Start of Exercise input

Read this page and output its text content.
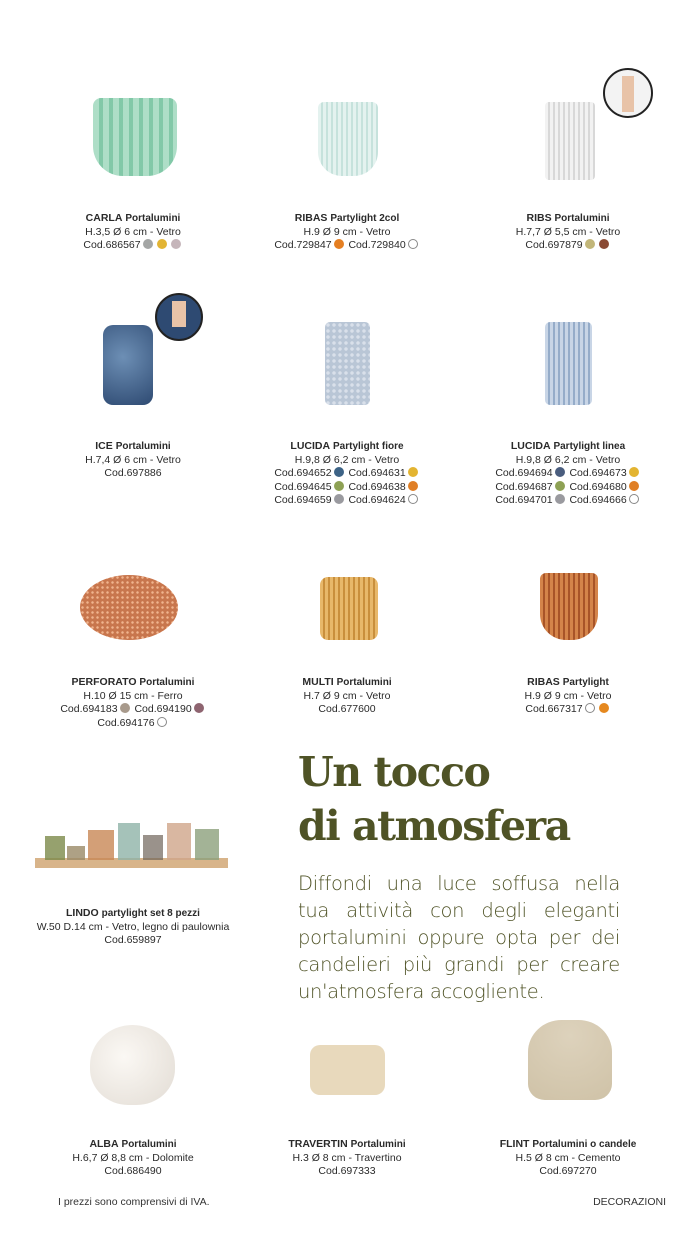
CARLA Portalumini
H.3,5 Ø 6 cm - Vetro
Cod.686567
RIBAS Partylight 2col
H.9 Ø 9 cm - Vetro
Cod.729847 Cod.729840
RIBS Portalumini
H.7,7 Ø 5,5 cm - Vetro
Cod.697879
ICE Portalumini
H.7,4 Ø 6 cm - Vetro
Cod.697886
LUCIDA Partylight fiore
H.9,8 Ø 6,2 cm - Vetro
Cod.694652 Cod.694631
Cod.694645 Cod.694638
Cod.694659 Cod.694624
LUCIDA Partylight linea
H.9,8 Ø 6,2 cm - Vetro
Cod.694694 Cod.694673
Cod.694687 Cod.694680
Cod.694701 Cod.694666
PERFORATO Portalumini
H.10 Ø 15 cm - Ferro
Cod.694183 Cod.694190
Cod.694176
MULTI Portalumini
H.7 Ø 9 cm - Vetro
Cod.677600
RIBAS Partylight
H.9 Ø 9 cm - Vetro
Cod.667317
LINDO partylight set 8 pezzi
W.50 D.14 cm - Vetro, legno di paulownia
Cod.659897
ALBA Portalumini
H.6,7 Ø 8,8 cm - Dolomite
Cod.686490
TRAVERTIN Portalumini
H.3 Ø 8 cm - Travertino
Cod.697333
FLINT Portalumini o candele
H.5 Ø 8 cm - Cemento
Cod.697270
Un tocco
di atmosfera

Diffondi una luce soffusa nella tua attività con degli eleganti portalumini oppure opta per dei candelieri più grandi per creare un'atmosfera accogliente.

I prezzi sono comprensivi di IVA.	DECORAZIONI
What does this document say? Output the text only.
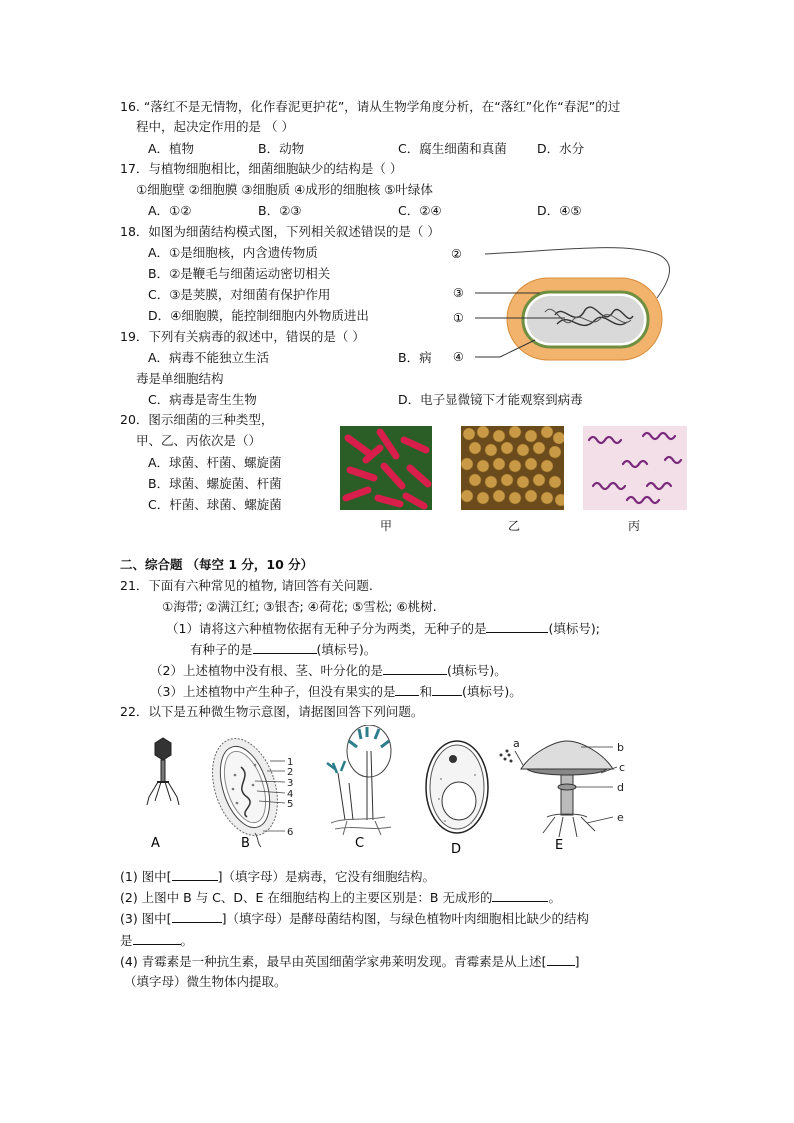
16. “落红不是无情物，化作春泥更护花”，请从生物学角度分析，在“落红”化作“春泥”的过
程中，起决定作用的是 （ ）
A．植物	B．动物	C．腐生细菌和真菌 D．水分
17．与植物细胞相比，细菌细胞缺少的结构是（ ）
①细胞壁 ②细胞膜 ③细胞质 ④成形的细胞核 ⑤叶绿体
A．①②	B．②③	C．②④	D．④⑤
18．如图为细菌结构模式图，下列相关叙述错误的是（ ）
A．①是细胞核，内含遗传物质
B．②是鞭毛与细菌运动密切相关
C．③是荚膜，对细菌有保护作用
D．④细胞膜，能控制细胞内外物质进出
②
③
①
④
19．下列有关病毒的叙述中，错误的是（ ）
A．病毒不能独立生活	B．病
毒是单细胞结构
C．病毒是寄生生物	D．电子显微镜下才能观察到病毒
20．图示细菌的三种类型，
甲、乙、丙依次是（）
A．球菌、杆菌、螺旋菌
B．球菌、螺旋菌、杆菌
C．杆菌、球菌、螺旋菌
甲	乙	丙
二、综合题 （每空 1 分，10 分）
21．下面有六种常见的植物, 请回答有关问题.
①海带; ②满江红; ③银杏; ④荷花; ⑤雪松; ⑥桃树.
（1）请将这六种植物依据有无种子分为两类，无种子的是	(填标号);
有种子的是	(填标号)。
（2）上述植物中没有根、茎、叶分化的是	(填标号)。
（3）上述植物中产生种子，但没有果实的是 和 (填标号)。
22．以下是五种微生物示意图，请据图回答下列问题。
A
1
2
3
4
5
6
B	C	D
a	b
c
d
e
E
(1) 图中[	]（填字母）是病毒，它没有细胞结构。
(2) 上图中 B 与 C、D、E 在细胞结构上的主要区别是：B 无成形的	。
(3) 图中[	]（填字母）是酵母菌结构图，与绿色植物叶肉细胞相比缺少的结构
是	。
(4) 青霉素是一种抗生素，最早由英国细菌学家弗莱明发现。青霉素是从上述[ ]
（填字母）微生物体内提取。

End of Exercise input

Task directions — Reproduce all entries exactly. Pictures do not belong in the copy.

Worked answer —
Read this page and output its text content.
CARLA Portalumini
H.3,5 Ø 6 cm - Vetro
Cod.686567
RIBAS Partylight 2col
H.9 Ø 9 cm - Vetro
Cod.729847 Cod.729840
RIBS Portalumini
H.7,7 Ø 5,5 cm - Vetro
Cod.697879
ICE Portalumini
H.7,4 Ø 6 cm - Vetro
Cod.697886
LUCIDA Partylight fiore
H.9,8 Ø 6,2 cm - Vetro
Cod.694652 Cod.694631
Cod.694645 Cod.694638
Cod.694659 Cod.694624
LUCIDA Partylight linea
H.9,8 Ø 6,2 cm - Vetro
Cod.694694 Cod.694673
Cod.694687 Cod.694680
Cod.694701 Cod.694666
PERFORATO Portalumini
H.10 Ø 15 cm - Ferro
Cod.694183 Cod.694190
Cod.694176
MULTI Portalumini
H.7 Ø 9 cm - Vetro
Cod.677600
RIBAS Partylight
H.9 Ø 9 cm - Vetro
Cod.667317
LINDO partylight set 8 pezzi
W.50 D.14 cm - Vetro, legno di paulownia
Cod.659897
ALBA Portalumini
H.6,7 Ø 8,8 cm - Dolomite
Cod.686490
TRAVERTIN Portalumini
H.3 Ø 8 cm - Travertino
Cod.697333
FLINT Portalumini o candele
H.5 Ø 8 cm - Cemento
Cod.697270
Un tocco
di atmosfera

Diffondi una luce soffusa nella tua attività con degli eleganti portalumini oppure opta per dei candelieri più grandi per creare un'atmosfera accogliente.

I prezzi sono comprensivi di IVA.	DECORAZIONI
What does this document say? Output the text only.
16. “落红不是无情物，化作春泥更护花”，请从生物学角度分析，在“落红”化作“春泥”的过
程中，起决定作用的是 （ ）
A．植物	B．动物	C．腐生细菌和真菌 D．水分
17．与植物细胞相比，细菌细胞缺少的结构是（ ）
①细胞壁 ②细胞膜 ③细胞质 ④成形的细胞核 ⑤叶绿体
A．①②	B．②③	C．②④	D．④⑤
18．如图为细菌结构模式图，下列相关叙述错误的是（ ）
A．①是细胞核，内含遗传物质
B．②是鞭毛与细菌运动密切相关
C．③是荚膜，对细菌有保护作用
D．④细胞膜，能控制细胞内外物质进出
②
③
①
④
19．下列有关病毒的叙述中，错误的是（ ）
A．病毒不能独立生活	B．病
毒是单细胞结构
C．病毒是寄生生物	D．电子显微镜下才能观察到病毒
20．图示细菌的三种类型，
甲、乙、丙依次是（）
A．球菌、杆菌、螺旋菌
B．球菌、螺旋菌、杆菌
C．杆菌、球菌、螺旋菌
甲	乙	丙
二、综合题 （每空 1 分，10 分）
21．下面有六种常见的植物, 请回答有关问题.
①海带; ②满江红; ③银杏; ④荷花; ⑤雪松; ⑥桃树.
（1）请将这六种植物依据有无种子分为两类，无种子的是	(填标号);
有种子的是	(填标号)。
（2）上述植物中没有根、茎、叶分化的是	(填标号)。
（3）上述植物中产生种子，但没有果实的是 和 (填标号)。
22．以下是五种微生物示意图，请据图回答下列问题。
A
1
2
3
4
5
6
B	C	D
a	b
c
d
e
E
(1) 图中[	]（填字母）是病毒，它没有细胞结构。
(2) 上图中 B 与 C、D、E 在细胞结构上的主要区别是：B 无成形的	。
(3) 图中[	]（填字母）是酵母菌结构图，与绿色植物叶肉细胞相比缺少的结构
是	。
(4) 青霉素是一种抗生素，最早由英国细菌学家弗莱明发现。青霉素是从上述[ ]
（填字母）微生物体内提取。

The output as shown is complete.